#### Exercise objective:
Search the listing for the string "food" and copy every line that contains it.

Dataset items
- - -

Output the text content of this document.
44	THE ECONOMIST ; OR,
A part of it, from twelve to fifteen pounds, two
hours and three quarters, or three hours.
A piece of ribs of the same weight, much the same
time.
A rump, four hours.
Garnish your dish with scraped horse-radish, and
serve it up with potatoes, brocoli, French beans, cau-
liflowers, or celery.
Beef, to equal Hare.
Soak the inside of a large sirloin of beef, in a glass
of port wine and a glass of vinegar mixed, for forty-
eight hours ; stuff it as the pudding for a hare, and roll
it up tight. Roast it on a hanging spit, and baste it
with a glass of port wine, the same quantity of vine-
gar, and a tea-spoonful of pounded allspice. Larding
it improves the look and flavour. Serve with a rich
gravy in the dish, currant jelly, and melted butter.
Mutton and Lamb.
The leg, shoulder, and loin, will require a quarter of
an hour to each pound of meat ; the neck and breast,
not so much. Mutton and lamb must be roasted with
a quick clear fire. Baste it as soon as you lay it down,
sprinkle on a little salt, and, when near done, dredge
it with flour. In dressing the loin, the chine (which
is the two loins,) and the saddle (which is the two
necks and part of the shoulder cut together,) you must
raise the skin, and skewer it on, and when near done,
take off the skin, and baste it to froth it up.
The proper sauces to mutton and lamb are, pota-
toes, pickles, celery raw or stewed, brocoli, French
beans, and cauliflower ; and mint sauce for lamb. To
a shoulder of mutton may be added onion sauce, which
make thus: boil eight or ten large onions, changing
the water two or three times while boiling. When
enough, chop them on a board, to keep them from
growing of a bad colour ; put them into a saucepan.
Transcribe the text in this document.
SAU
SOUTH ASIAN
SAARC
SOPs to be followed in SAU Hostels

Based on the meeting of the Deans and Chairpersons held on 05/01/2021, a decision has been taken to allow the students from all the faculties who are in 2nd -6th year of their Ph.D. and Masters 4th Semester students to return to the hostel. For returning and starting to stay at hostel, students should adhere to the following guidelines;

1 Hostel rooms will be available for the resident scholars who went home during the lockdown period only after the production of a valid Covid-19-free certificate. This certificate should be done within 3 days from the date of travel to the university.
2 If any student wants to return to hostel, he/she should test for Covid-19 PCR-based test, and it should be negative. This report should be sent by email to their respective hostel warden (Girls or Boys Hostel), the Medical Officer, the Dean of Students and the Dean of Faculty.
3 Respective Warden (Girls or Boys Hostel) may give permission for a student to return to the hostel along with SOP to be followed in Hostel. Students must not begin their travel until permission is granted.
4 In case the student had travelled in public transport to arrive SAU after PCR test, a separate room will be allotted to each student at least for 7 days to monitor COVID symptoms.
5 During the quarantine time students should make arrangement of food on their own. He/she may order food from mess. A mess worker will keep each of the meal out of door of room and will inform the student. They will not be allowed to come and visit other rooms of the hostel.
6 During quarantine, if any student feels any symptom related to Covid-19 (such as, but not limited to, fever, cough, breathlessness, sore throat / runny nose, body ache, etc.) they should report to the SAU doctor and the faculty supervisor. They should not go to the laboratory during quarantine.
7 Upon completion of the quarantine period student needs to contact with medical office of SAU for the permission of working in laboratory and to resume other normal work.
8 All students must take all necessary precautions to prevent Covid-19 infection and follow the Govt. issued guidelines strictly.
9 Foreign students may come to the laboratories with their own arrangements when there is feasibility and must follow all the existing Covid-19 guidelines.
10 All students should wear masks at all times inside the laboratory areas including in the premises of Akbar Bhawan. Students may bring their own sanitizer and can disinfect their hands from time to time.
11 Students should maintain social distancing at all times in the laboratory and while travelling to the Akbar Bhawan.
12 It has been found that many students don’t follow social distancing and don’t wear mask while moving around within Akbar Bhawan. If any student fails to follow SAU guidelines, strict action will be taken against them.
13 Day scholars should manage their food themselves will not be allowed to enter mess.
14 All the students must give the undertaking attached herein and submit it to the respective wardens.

- - -

#### Full answer:
5 During the quarantine time students should make arrangement of food on their own. He/she may order food from mess. A mess worker will keep each of the meal out of door of room and will inform the student. They will not be allowed to come and visit other rooms of the hostel.
13 Day scholars should manage their food themselves will not be allowed to enter mess.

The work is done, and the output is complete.